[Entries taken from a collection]
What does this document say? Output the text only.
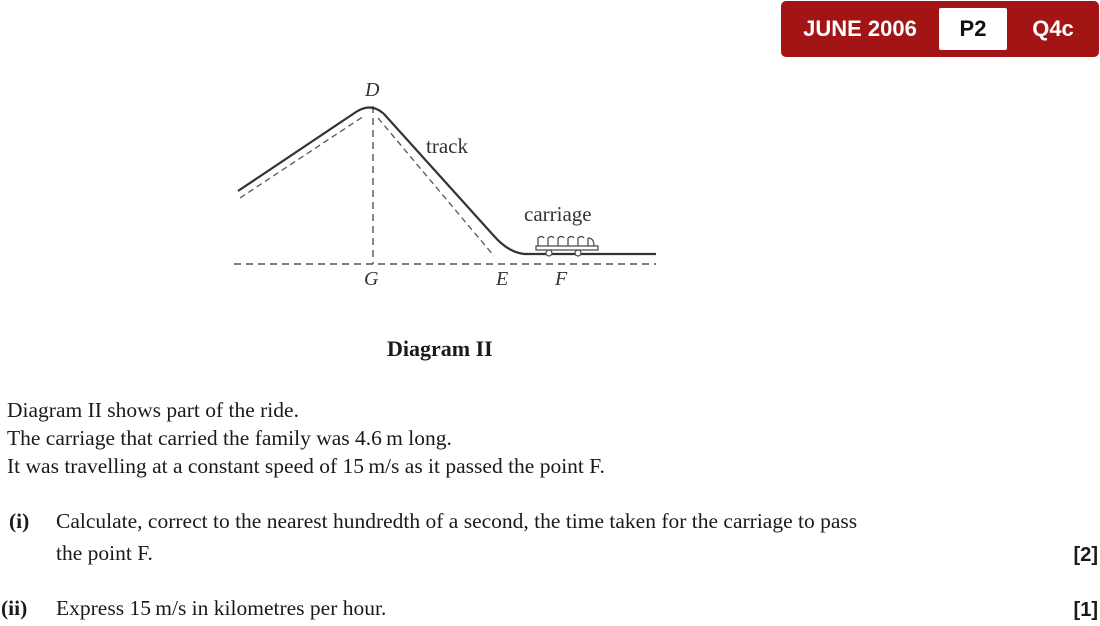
JUNE 2006	P2	Q4c
D
G	E F
track
carriage
Diagram II

Diagram II shows part of the ride.

The carriage that carried the family was 4.6 m long.

It was travelling at a constant speed of 15 m/s as it passed the point F.

(i) Calculate, correct to the nearest hundredth of a second, the time taken for the carriage to pass
the point F.	[2]
(ii) Express 15 m/s in kilometres per hour.	[1]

WHAT THE TASK ASKS: Omit every picture, and otherwise quote the entries exactly.

RESPONSE:
What does this document say? Output the text only.
JUNE 2006	P2	Q4c
D
G	E F
track
carriage
Diagram II

Diagram II shows part of the ride.

The carriage that carried the family was 4.6 m long.

It was travelling at a constant speed of 15 m/s as it passed the point F.

(i) Calculate, correct to the nearest hundredth of a second, the time taken for the carriage to pass
the point F.	[2]
(ii) Express 15 m/s in kilometres per hour.	[1]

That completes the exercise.